Excerpt from a dataset:
# # # # #

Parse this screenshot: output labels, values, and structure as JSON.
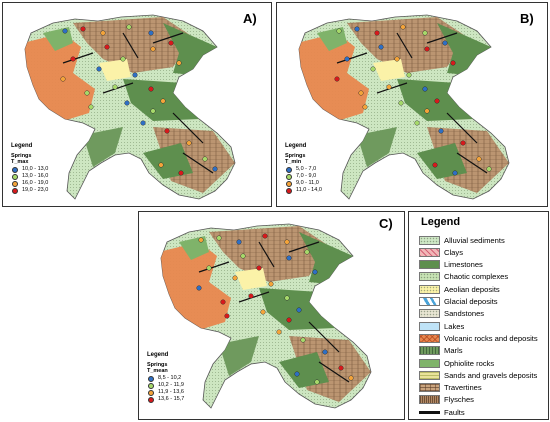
{
  "panels": [
    {
      "label": "A)",
      "legend_title": "Legend",
      "springs_title": "Springs",
      "variable": "T_max",
      "classes": [
        {
          "range": "10,0 - 13,0",
          "color": "#2e6fc4"
        },
        {
          "range": "13,0 - 16,0",
          "color": "#a6d96a"
        },
        {
          "range": "16,0 - 19,0",
          "color": "#f4a43a"
        },
        {
          "range": "19,0 - 23,0",
          "color": "#d7191c"
        }
      ]
    },
    {
      "label": "B)",
      "legend_title": "Legend",
      "springs_title": "Springs",
      "variable": "T_min",
      "classes": [
        {
          "range": "5,0 - 7,0",
          "color": "#2e6fc4"
        },
        {
          "range": "7,0 - 9,0",
          "color": "#a6d96a"
        },
        {
          "range": "9,0 - 11,0",
          "color": "#f4a43a"
        },
        {
          "range": "11,0 - 14,0",
          "color": "#d7191c"
        }
      ]
    },
    {
      "label": "C)",
      "legend_title": "Legend",
      "springs_title": "Springs",
      "variable": "T_mean",
      "classes": [
        {
          "range": "8,5 - 10,2",
          "color": "#2e6fc4"
        },
        {
          "range": "10,2 - 11,9",
          "color": "#a6d96a"
        },
        {
          "range": "11,9 - 13,6",
          "color": "#f4a43a"
        },
        {
          "range": "13,6 - 15,7",
          "color": "#d7191c"
        }
      ]
    }
  ],
  "legend": {
    "title": "Legend",
    "items": [
      {
        "label": "Alluvial sediments",
        "color": "#cfe8c6",
        "pattern": "dots"
      },
      {
        "label": "Clays",
        "color": "#f1b7b7",
        "pattern": "hatch"
      },
      {
        "label": "Limestones",
        "color": "#5e8f4e",
        "pattern": "none"
      },
      {
        "label": "Chaotic complexes",
        "color": "#c8e3b5",
        "pattern": "dots"
      },
      {
        "label": "Aeolian deposits",
        "color": "#fbf2a8",
        "pattern": "dots"
      },
      {
        "label": "Glacial deposits",
        "color": "#ffffff",
        "pattern": "glacial"
      },
      {
        "label": "Sandstones",
        "color": "#e8e5d2",
        "pattern": "dots"
      },
      {
        "label": "Lakes",
        "color": "#bfe3f7",
        "pattern": "none"
      },
      {
        "label": "Volcanic rocks and deposits",
        "color": "#e8874e",
        "pattern": "x"
      },
      {
        "label": "Marls",
        "color": "#6f9a5e",
        "pattern": "grid"
      },
      {
        "label": "Ophiolite rocks",
        "color": "#7fb36a",
        "pattern": "none"
      },
      {
        "label": "Sands and gravels deposits",
        "color": "#e9e39a",
        "pattern": "cross"
      },
      {
        "label": "Travertines",
        "color": "#c9a37d",
        "pattern": "brick"
      },
      {
        "label": "Flysches",
        "color": "#b38a66",
        "pattern": "lines"
      },
      {
        "label": "Faults",
        "color": "#111111",
        "pattern": "fault"
      }
    ]
  }
}
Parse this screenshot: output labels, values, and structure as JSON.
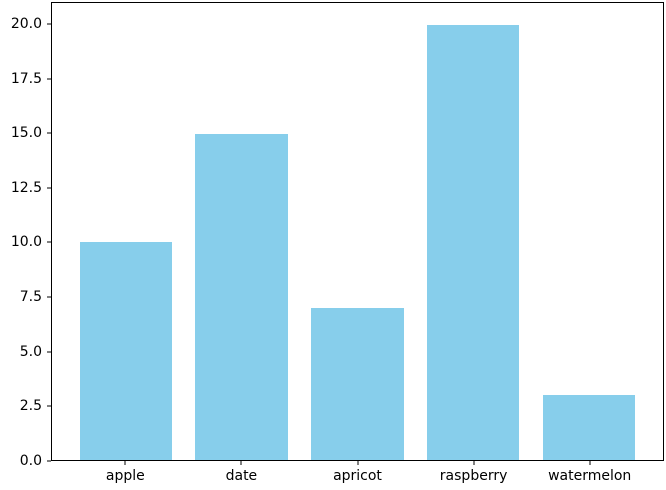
{
  "chart_data": {
    "type": "bar",
    "categories": [
      "apple",
      "date",
      "apricot",
      "raspberry",
      "watermelon"
    ],
    "values": [
      10,
      15,
      7,
      20,
      3
    ],
    "title": "",
    "xlabel": "",
    "ylabel": "",
    "ylim": [
      0,
      21
    ],
    "xlim": [
      -0.64,
      4.64
    ],
    "yticks": [
      0.0,
      2.5,
      5.0,
      7.5,
      10.0,
      12.5,
      15.0,
      17.5,
      20.0
    ],
    "ytick_labels": [
      "0.0",
      "2.5",
      "5.0",
      "7.5",
      "10.0",
      "12.5",
      "15.0",
      "17.5",
      "20.0"
    ],
    "bar_width_fraction": 0.8,
    "grid": false,
    "legend": null,
    "colors": {
      "bar": "#87CEEB",
      "spine": "#000000",
      "text": "#000000",
      "background": "#ffffff"
    }
  }
}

# # # # #

» Exercise:
Extract each line from the listing that holds the word "range".

» Finished task:
          "range": "10,0 - 13,0",
          "range": "13,0 - 16,0",
          "range": "16,0 - 19,0",
          "range": "19,0 - 23,0",
          "range": "5,0 - 7,0",
          "range": "7,0 - 9,0",
          "range": "9,0 - 11,0",
          "range": "11,0 - 14,0",
          "range": "8,5 - 10,2",
          "range": "10,2 - 11,9",
          "range": "11,9 - 13,6",
          "range": "13,6 - 15,7",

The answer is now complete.